-- START SUPPLIED MATERIAL --

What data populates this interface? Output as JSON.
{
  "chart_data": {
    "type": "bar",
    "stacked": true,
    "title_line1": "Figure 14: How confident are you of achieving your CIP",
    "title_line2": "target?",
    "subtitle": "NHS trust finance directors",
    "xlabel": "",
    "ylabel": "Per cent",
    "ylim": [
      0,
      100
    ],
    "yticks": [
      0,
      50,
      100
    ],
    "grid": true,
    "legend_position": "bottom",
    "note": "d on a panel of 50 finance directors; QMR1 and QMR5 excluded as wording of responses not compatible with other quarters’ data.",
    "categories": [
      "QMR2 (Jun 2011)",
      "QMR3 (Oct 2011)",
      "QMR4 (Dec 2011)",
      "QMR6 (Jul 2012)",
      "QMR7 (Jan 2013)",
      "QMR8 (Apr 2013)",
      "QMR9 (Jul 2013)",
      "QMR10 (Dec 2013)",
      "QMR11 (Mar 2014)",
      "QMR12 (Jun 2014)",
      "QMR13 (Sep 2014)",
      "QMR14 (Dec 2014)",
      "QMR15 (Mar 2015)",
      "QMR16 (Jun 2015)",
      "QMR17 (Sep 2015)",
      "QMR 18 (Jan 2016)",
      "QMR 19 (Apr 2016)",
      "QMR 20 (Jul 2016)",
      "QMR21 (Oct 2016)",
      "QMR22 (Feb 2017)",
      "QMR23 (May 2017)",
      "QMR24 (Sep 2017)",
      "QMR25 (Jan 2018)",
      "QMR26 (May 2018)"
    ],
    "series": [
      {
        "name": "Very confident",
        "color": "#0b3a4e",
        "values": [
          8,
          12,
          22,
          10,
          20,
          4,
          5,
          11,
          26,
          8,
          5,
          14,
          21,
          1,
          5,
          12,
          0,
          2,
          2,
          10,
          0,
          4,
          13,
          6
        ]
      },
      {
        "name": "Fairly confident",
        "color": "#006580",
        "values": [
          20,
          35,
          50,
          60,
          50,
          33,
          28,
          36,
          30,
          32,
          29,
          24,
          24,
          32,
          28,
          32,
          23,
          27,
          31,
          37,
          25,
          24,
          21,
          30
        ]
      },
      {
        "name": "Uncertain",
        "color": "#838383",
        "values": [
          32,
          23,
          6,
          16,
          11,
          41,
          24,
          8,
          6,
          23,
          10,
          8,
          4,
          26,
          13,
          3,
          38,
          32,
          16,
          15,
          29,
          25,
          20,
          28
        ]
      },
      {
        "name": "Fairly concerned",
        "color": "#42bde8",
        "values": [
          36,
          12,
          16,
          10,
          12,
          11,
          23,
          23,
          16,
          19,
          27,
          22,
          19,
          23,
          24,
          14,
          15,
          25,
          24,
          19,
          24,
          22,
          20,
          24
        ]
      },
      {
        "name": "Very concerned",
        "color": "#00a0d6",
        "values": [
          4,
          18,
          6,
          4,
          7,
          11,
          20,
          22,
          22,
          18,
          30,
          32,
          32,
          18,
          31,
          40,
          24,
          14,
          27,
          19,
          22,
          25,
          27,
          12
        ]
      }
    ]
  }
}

-- END SUPPLIED MATERIAL --

- YOUR OBJECTIVE -
All lines above containing the string "finance" are to be collected.

- ANSWER TO THIS EXERCISE -
    "subtitle": "NHS trust finance directors",
    "note": "d on a panel of 50 finance directors; QMR1 and QMR5 excluded as wording of responses not compatible with other quarters’ data.",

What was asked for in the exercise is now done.